Go through the listing and write out all of it exactly.

--- Dataset listings of figures ---
==================================================

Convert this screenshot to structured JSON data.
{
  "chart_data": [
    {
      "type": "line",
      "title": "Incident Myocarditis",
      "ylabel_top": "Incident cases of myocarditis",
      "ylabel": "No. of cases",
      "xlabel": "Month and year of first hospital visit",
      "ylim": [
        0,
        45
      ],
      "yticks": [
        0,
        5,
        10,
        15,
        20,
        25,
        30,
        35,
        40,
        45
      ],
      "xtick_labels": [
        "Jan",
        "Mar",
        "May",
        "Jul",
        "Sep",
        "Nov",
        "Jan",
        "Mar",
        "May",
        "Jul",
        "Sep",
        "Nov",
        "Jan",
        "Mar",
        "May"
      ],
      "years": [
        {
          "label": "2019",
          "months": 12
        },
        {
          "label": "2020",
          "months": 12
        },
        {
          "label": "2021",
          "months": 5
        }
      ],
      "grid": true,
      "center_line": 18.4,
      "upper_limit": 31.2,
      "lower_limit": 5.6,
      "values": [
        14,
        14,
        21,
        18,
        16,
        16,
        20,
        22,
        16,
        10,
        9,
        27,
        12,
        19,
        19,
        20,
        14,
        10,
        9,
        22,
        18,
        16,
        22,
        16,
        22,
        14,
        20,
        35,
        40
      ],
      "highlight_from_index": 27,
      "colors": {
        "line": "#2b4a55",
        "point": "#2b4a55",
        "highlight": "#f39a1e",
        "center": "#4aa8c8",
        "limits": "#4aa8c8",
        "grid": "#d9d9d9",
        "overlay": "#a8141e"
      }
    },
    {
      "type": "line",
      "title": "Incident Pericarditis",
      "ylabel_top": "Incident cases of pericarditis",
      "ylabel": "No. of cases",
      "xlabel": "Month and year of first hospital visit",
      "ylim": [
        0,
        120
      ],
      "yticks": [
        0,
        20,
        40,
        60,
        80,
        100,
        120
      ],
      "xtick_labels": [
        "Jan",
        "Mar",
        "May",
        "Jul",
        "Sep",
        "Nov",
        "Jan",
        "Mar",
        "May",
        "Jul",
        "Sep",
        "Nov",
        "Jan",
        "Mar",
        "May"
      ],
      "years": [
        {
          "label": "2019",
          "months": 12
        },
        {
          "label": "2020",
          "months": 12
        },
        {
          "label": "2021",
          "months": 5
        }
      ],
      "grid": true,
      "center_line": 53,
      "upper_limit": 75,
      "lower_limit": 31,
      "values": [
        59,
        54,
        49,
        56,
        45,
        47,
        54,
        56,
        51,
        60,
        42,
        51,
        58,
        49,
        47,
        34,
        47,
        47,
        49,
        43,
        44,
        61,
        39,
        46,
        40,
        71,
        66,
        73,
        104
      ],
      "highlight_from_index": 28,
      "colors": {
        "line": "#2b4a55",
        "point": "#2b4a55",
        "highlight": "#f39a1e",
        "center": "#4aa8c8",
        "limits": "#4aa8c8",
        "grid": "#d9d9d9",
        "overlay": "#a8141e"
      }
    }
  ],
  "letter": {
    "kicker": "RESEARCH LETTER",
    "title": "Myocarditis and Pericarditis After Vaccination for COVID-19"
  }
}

==================================================

--- ANSWER TO THE EXERCISE ---
Convert this screenshot to structured JSON data.
{
  "chart_data": [
    {
      "type": "line",
      "title": "Incident Myocarditis",
      "ylabel_top": "Incident cases of myocarditis",
      "ylabel": "No. of cases",
      "xlabel": "Month and year of first hospital visit",
      "ylim": [
        0,
        45
      ],
      "yticks": [
        0,
        5,
        10,
        15,
        20,
        25,
        30,
        35,
        40,
        45
      ],
      "xtick_labels": [
        "Jan",
        "Mar",
        "May",
        "Jul",
        "Sep",
        "Nov",
        "Jan",
        "Mar",
        "May",
        "Jul",
        "Sep",
        "Nov",
        "Jan",
        "Mar",
        "May"
      ],
      "years": [
        {
          "label": "2019",
          "months": 12
        },
        {
          "label": "2020",
          "months": 12
        },
        {
          "label": "2021",
          "months": 5
        }
      ],
      "grid": true,
      "center_line": 18.4,
      "upper_limit": 31.2,
      "lower_limit": 5.6,
      "values": [
        14,
        14,
        21,
        18,
        16,
        16,
        20,
        22,
        16,
        10,
        9,
        27,
        12,
        19,
        19,
        20,
        14,
        10,
        9,
        22,
        18,
        16,
        22,
        16,
        22,
        14,
        20,
        35,
        40
      ],
      "highlight_from_index": 27,
      "colors": {
        "line": "#2b4a55",
        "point": "#2b4a55",
        "highlight": "#f39a1e",
        "center": "#4aa8c8",
        "limits": "#4aa8c8",
        "grid": "#d9d9d9",
        "overlay": "#a8141e"
      }
    },
    {
      "type": "line",
      "title": "Incident Pericarditis",
      "ylabel_top": "Incident cases of pericarditis",
      "ylabel": "No. of cases",
      "xlabel": "Month and year of first hospital visit",
      "ylim": [
        0,
        120
      ],
      "yticks": [
        0,
        20,
        40,
        60,
        80,
        100,
        120
      ],
      "xtick_labels": [
        "Jan",
        "Mar",
        "May",
        "Jul",
        "Sep",
        "Nov",
        "Jan",
        "Mar",
        "May",
        "Jul",
        "Sep",
        "Nov",
        "Jan",
        "Mar",
        "May"
      ],
      "years": [
        {
          "label": "2019",
          "months": 12
        },
        {
          "label": "2020",
          "months": 12
        },
        {
          "label": "2021",
          "months": 5
        }
      ],
      "grid": true,
      "center_line": 53,
      "upper_limit": 75,
      "lower_limit": 31,
      "values": [
        59,
        54,
        49,
        56,
        45,
        47,
        54,
        56,
        51,
        60,
        42,
        51,
        58,
        49,
        47,
        34,
        47,
        47,
        49,
        43,
        44,
        61,
        39,
        46,
        40,
        71,
        66,
        73,
        104
      ],
      "highlight_from_index": 28,
      "colors": {
        "line": "#2b4a55",
        "point": "#2b4a55",
        "highlight": "#f39a1e",
        "center": "#4aa8c8",
        "limits": "#4aa8c8",
        "grid": "#d9d9d9",
        "overlay": "#a8141e"
      }
    }
  ],
  "letter": {
    "kicker": "RESEARCH LETTER",
    "title": "Myocarditis and Pericarditis After Vaccination for COVID-19"
  }
}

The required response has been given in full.